Goal
Search the data for the word "will" and copy every line where it occurs.

Excerpted records
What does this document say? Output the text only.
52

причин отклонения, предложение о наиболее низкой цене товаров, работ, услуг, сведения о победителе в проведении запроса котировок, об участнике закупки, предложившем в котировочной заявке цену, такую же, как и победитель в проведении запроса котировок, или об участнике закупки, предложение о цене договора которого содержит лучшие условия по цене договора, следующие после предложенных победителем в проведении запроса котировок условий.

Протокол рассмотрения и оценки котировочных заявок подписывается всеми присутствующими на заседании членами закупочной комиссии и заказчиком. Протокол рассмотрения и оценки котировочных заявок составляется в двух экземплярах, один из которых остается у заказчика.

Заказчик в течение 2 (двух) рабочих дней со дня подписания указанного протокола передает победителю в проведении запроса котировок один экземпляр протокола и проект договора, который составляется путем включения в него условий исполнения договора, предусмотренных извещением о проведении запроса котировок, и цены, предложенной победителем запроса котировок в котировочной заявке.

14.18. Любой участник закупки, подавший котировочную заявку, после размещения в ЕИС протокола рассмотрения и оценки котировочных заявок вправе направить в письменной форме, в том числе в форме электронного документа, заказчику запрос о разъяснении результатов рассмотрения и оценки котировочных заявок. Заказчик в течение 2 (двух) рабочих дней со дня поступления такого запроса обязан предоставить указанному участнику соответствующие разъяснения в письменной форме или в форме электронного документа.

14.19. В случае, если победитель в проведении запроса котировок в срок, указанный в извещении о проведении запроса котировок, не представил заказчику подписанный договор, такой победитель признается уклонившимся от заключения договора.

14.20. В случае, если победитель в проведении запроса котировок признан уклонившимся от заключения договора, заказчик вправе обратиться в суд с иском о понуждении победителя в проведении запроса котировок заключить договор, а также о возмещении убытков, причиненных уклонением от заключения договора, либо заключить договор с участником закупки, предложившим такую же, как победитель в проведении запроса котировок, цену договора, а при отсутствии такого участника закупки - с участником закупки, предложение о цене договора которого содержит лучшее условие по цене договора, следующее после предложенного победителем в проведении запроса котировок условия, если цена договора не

...

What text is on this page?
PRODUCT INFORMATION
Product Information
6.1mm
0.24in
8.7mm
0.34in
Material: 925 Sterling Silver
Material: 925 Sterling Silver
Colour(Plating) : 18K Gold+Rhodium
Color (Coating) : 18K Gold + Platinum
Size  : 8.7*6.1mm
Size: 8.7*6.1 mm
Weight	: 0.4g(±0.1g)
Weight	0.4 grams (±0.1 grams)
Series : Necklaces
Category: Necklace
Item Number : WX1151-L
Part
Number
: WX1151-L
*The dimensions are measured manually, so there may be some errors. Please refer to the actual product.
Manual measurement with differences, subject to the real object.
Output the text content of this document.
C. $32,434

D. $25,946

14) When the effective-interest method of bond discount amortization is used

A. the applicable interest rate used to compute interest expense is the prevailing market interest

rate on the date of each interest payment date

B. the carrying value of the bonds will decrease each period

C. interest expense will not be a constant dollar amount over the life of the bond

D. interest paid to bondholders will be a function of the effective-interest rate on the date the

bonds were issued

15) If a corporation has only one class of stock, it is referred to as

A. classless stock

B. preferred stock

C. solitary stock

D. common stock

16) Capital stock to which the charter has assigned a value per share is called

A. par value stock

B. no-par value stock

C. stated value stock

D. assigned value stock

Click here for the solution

--

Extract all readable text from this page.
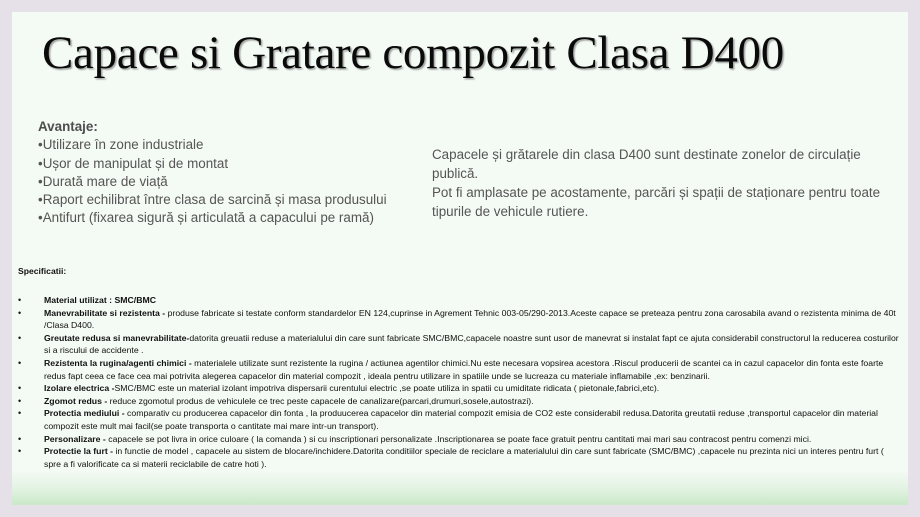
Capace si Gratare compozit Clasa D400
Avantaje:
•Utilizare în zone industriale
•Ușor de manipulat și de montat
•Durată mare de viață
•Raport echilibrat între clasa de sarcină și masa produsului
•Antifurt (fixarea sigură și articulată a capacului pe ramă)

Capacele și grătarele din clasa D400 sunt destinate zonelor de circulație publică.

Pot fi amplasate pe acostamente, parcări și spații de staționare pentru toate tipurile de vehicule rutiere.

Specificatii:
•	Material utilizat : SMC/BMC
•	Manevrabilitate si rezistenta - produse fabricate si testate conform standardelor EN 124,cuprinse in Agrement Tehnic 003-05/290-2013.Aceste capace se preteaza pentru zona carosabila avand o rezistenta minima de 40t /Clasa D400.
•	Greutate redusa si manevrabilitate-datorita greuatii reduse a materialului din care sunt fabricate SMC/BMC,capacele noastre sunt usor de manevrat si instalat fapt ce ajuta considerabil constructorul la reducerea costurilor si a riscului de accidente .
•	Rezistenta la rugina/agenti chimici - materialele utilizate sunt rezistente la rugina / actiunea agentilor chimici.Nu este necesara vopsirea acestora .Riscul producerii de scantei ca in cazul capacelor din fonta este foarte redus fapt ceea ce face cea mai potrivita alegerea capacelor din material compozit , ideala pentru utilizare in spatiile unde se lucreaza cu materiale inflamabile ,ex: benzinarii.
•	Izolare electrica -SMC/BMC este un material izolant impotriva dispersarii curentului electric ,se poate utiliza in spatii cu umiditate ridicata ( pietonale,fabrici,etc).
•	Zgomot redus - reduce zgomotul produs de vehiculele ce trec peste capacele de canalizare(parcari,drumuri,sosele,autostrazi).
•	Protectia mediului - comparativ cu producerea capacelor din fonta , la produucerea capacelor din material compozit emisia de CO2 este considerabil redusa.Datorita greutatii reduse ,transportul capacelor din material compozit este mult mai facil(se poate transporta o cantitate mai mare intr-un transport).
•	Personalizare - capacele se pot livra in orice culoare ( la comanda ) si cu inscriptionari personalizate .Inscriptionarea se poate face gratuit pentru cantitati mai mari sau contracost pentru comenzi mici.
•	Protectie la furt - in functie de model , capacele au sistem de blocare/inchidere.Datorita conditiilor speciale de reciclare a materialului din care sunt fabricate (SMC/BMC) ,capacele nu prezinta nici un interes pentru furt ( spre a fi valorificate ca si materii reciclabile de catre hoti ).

Result of this exercise
B. the carrying value of the bonds will decrease each period
C. interest expense will not be a constant dollar amount over the life of the bond
D. interest paid to bondholders will be a function of the effective-interest rate on the date the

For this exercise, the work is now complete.